--- start Data supplied ---

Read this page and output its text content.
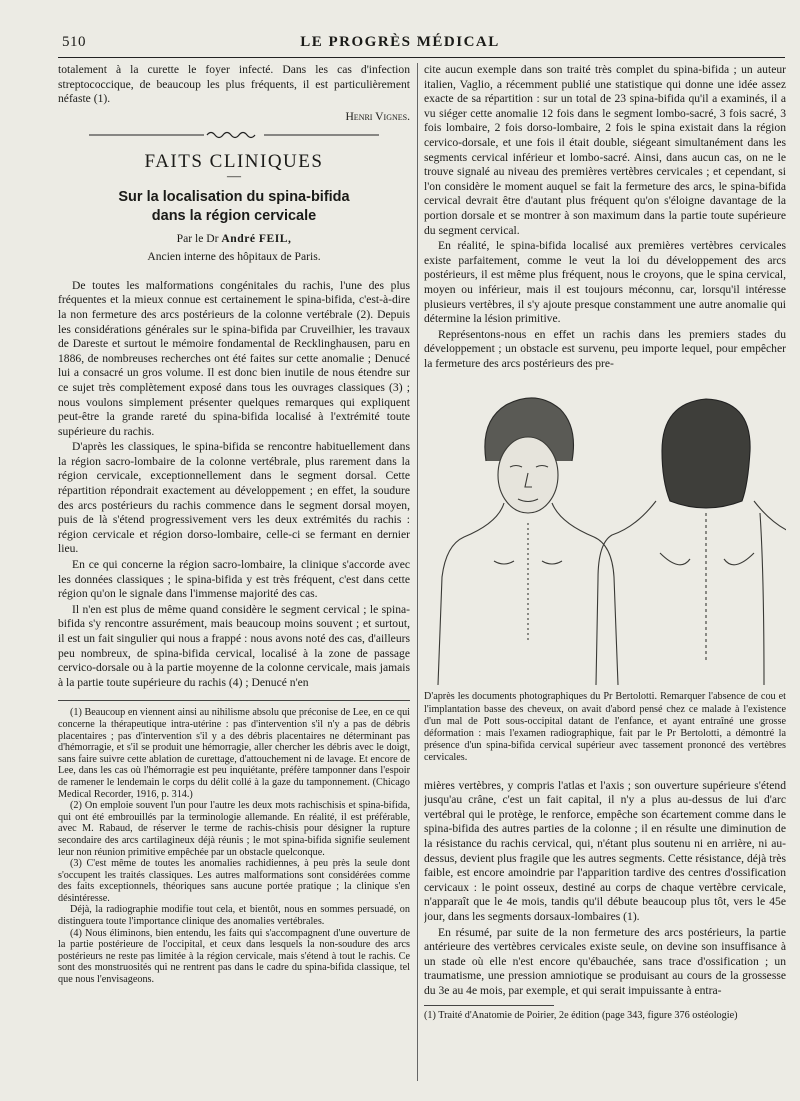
510	LE PROGRÈS MÉDICAL

totalement à la curette le foyer infecté. Dans les cas d'infection streptococcique, de beaucoup les plus fréquents, il est particulièrement néfaste (1).

Henri Vignes.
FAITS CLINIQUES
—
Sur la localisation du spina-bifida
dans la région cervicale
Par le Dr André FEIL,
Ancien interne des hôpitaux de Paris.

De toutes les malformations congénitales du rachis, l'une des plus fréquentes et la mieux connue est certainement le spina-bifida, c'est-à-dire la non fermeture des arcs postérieurs de la colonne vertébrale (2). Depuis les considérations générales sur le spina-bifida par Cruveilhier, les travaux de Dareste et surtout le mémoire fondamental de Recklinghausen, paru en 1886, de nombreuses recherches ont été faites sur cette anomalie ; Denucé lui a consacré un gros volume. Il est donc bien inutile de nous étendre sur ce sujet très complètement exposé dans tous les ouvrages classiques (3) ; nous voulons simplement présenter quelques remarques qui expliquent peut-être la grande rareté du spina-bifida localisé à l'extrémité toute supérieure du rachis.

D'après les classiques, le spina-bifida se rencontre habituellement dans la région sacro-lombaire de la colonne vertébrale, plus rarement dans la région cervicale, exceptionnellement dans le segment dorsal. Cette répartition répondrait exactement au développement ; en effet, la soudure des arcs postérieurs du rachis commence dans le segment dorsal moyen, puis de là s'étend progressivement vers les deux extrémités du rachis : région cervicale et région dorso-lombaire, celle-ci se fermant en dernier lieu.

En ce qui concerne la région sacro-lombaire, la clinique s'accorde avec les données classiques ; le spina-bifida y est très fréquent, c'est dans cette région qu'on le signale dans l'immense majorité des cas.

Il n'en est plus de même quand considère le segment cervical ; le spina-bifida s'y rencontre assurément, mais beaucoup moins souvent ; et surtout, il est un fait singulier qui nous a frappé : nous avons noté des cas, d'ailleurs peu nombreux, de spina-bifida cervical, localisé à la zone de passage cervico-dorsale ou à la partie moyenne de la colonne cervicale, mais jamais à la partie toute supérieure du rachis (4) ; Denucé n'en

(1) Beaucoup en viennent ainsi au nihilisme absolu que préconise de Lee, en ce qui concerne la thérapeutique intra-utérine : pas d'intervention s'il n'y a pas de débris placentaires ; pas d'intervention s'il y a des débris placentaires ne déterminant pas d'hémorragie, et s'il se produit une hémorragie, aller chercher les débris avec le doigt, sans faire suivre cette ablation de curettage, d'attouchement ni de lavage. Et encore de Lee, dans les cas où l'hémorragie est peu inquiétante, préfère tamponner dans l'espoir de ramener le lendemain le corps du délit collé à la gaze du tamponnement. (Chicago Medical Recorder, 1916, p. 314.)

(2) On emploie souvent l'un pour l'autre les deux mots rachischisis et spina-bifida, qui ont été embrouillés par la terminologie allemande. En réalité, il est préférable, avec M. Rabaud, de réserver le terme de rachis-chisis pour désigner la rupture secondaire des arcs cartilagineux déjà réunis ; le mot spina-bifida signifie seulement leur non réunion primitive empêchée par un obstacle quelconque.

(3) C'est même de toutes les anomalies rachidiennes, à peu près la seule dont s'occupent les traités classiques. Les autres malformations sont considérées comme des faits exceptionnels, théoriques sans aucune portée pratique ; la clinique s'en désintéresse.

Déjà, la radiographie modifie tout cela, et bientôt, nous en sommes persuadé, on distinguera toute l'importance clinique des anomalies vertébrales.

(4) Nous éliminons, bien entendu, les faits qui s'accompagnent d'une ouverture de la partie postérieure de l'occipital, et ceux dans lesquels la non-soudure des arcs postérieurs ne reste pas limitée à la région cervicale, mais s'étend à tout le rachis. Ce sont des monstruosités qui ne rentrent pas dans le cadre du spina-bifida classique, tel que nous l'envisageons.

cite aucun exemple dans son traité très complet du spina-bifida ; un auteur italien, Vaglio, a récemment publié une statistique qui donne une idée assez exacte de sa répartition : sur un total de 23 spina-bifida qu'il a examinés, il a vu siéger cette anomalie 12 fois dans le segment lombo-sacré, 3 fois sacré, 3 fois lombaire, 2 fois dorso-lombaire, 2 fois le spina existait dans la région cervico-dorsale, et une fois il était double, siégeant simultanément dans les segments cervical inférieur et lombo-sacré. Ainsi, dans aucun cas, on ne le trouve signalé au niveau des premières vertèbres cervicales ; et cependant, si l'on considère le moment auquel se fait la fermeture des arcs, le spina-bifida cervical devrait être d'autant plus fréquent qu'on s'éloigne davantage de la portion dorsale et se montrer à son maximum dans la partie toute supérieure du segment cervical.

En réalité, le spina-bifida localisé aux premières vertèbres cervicales existe parfaitement, comme le veut la loi du développement des arcs postérieurs, il est même plus fréquent, nous le croyons, que le spina cervical, moyen ou inférieur, mais il est toujours méconnu, car, lorsqu'il intéresse plusieurs vertèbres, il s'y ajoute presque constamment une autre anomalie qui détermine la lésion primitive.

Représentons-nous en effet un rachis dans les premiers stades du développement ; un obstacle est survenu, peu importe lequel, pour empêcher la fermeture des arcs postérieurs des pre-

D'après les documents photographiques du Pr Bertolotti. Remarquer l'absence de cou et l'implantation basse des cheveux, on avait d'abord pensé chez ce malade à l'existence d'un mal de Pott sous-occipital datant de l'enfance, et ayant entraîné une grosse déformation : mais l'examen radiographique, fait par le Pr Bertolotti, a démontré la présence d'un spina-bifida cervical supérieur avec tassement prononcé des vertèbres cervicales.

mières vertèbres, y compris l'atlas et l'axis ; son ouverture supérieure s'étend jusqu'au crâne, c'est un fait capital, il n'y a plus au-dessus de lui d'arc vertébral qui le protège, le renforce, empêche son écartement comme dans le spina-bifida des autres parties de la colonne ; il en résulte une diminution de la résistance du rachis cervical, qui, n'étant plus soutenu ni en arrière, ni au-dessus, devient plus fragile que les autres segments. Cette résistance, déjà très faible, est encore amoindrie par l'apparition tardive des centres d'ossification cervicaux : le point osseux, destiné au corps de chaque vertèbre cervicale, n'apparaît que le 4e mois, tandis qu'il débute beaucoup plus tôt, vers le 45e jour, dans les segments dorsaux-lombaires (1).

En résumé, par suite de la non fermeture des arcs postérieurs, la partie antérieure des vertèbres cervicales existe seule, on devine son insuffisance à un stade où elle n'est encore qu'ébauchée, sans trace d'ossification ; un traumatisme, une pression amniotique se produisant au cours de la grossesse du 3e au 4e mois, par exemple, et qui serait impuissante à entra-

(1) Traité d'Anatomie de Poirier, 2e édition (page 343, figure 376 ostéologie)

--- end Data supplied ---

• Problem to work on: Pick out all lines containing the string "exemple".

• Result:
cite aucun exemple dans son traité très complet du spina-bifida ; un auteur italien, Vaglio, a récemment publié une statistique qui donne une idée assez exacte de sa répartition : sur un total de 23 spina-bifida qu'il a examinés, il a vu siéger cette anomalie 12 fois dans le segment lombo-sacré, 3 fois sacré, 3 fois lombaire, 2 fois dorso-lombaire, 2 fois le spina existait dans la région cervico-dorsale, et une fois il était double, siégeant simultanément dans les segments cervical inférieur et lombo-sacré. Ainsi, dans aucun cas, on ne le trouve signalé au niveau des premières vertèbres cervicales ; et cependant, si l'on considère le moment auquel se fait la fermeture des arcs, le spina-bifida cervical devrait être d'autant plus fréquent qu'on s'éloigne davantage de la portion dorsale et se montrer à son maximum dans la partie toute supérieure du segment cervical.
En résumé, par suite de la non fermeture des arcs postérieurs, la partie antérieure des vertèbres cervicales existe seule, on devine son insuffisance à un stade où elle n'est encore qu'ébauchée, sans trace d'ossification ; un traumatisme, une pression amniotique se produisant au cours de la grossesse du 3e au 4e mois, par exemple, et qui serait impuissante à entra-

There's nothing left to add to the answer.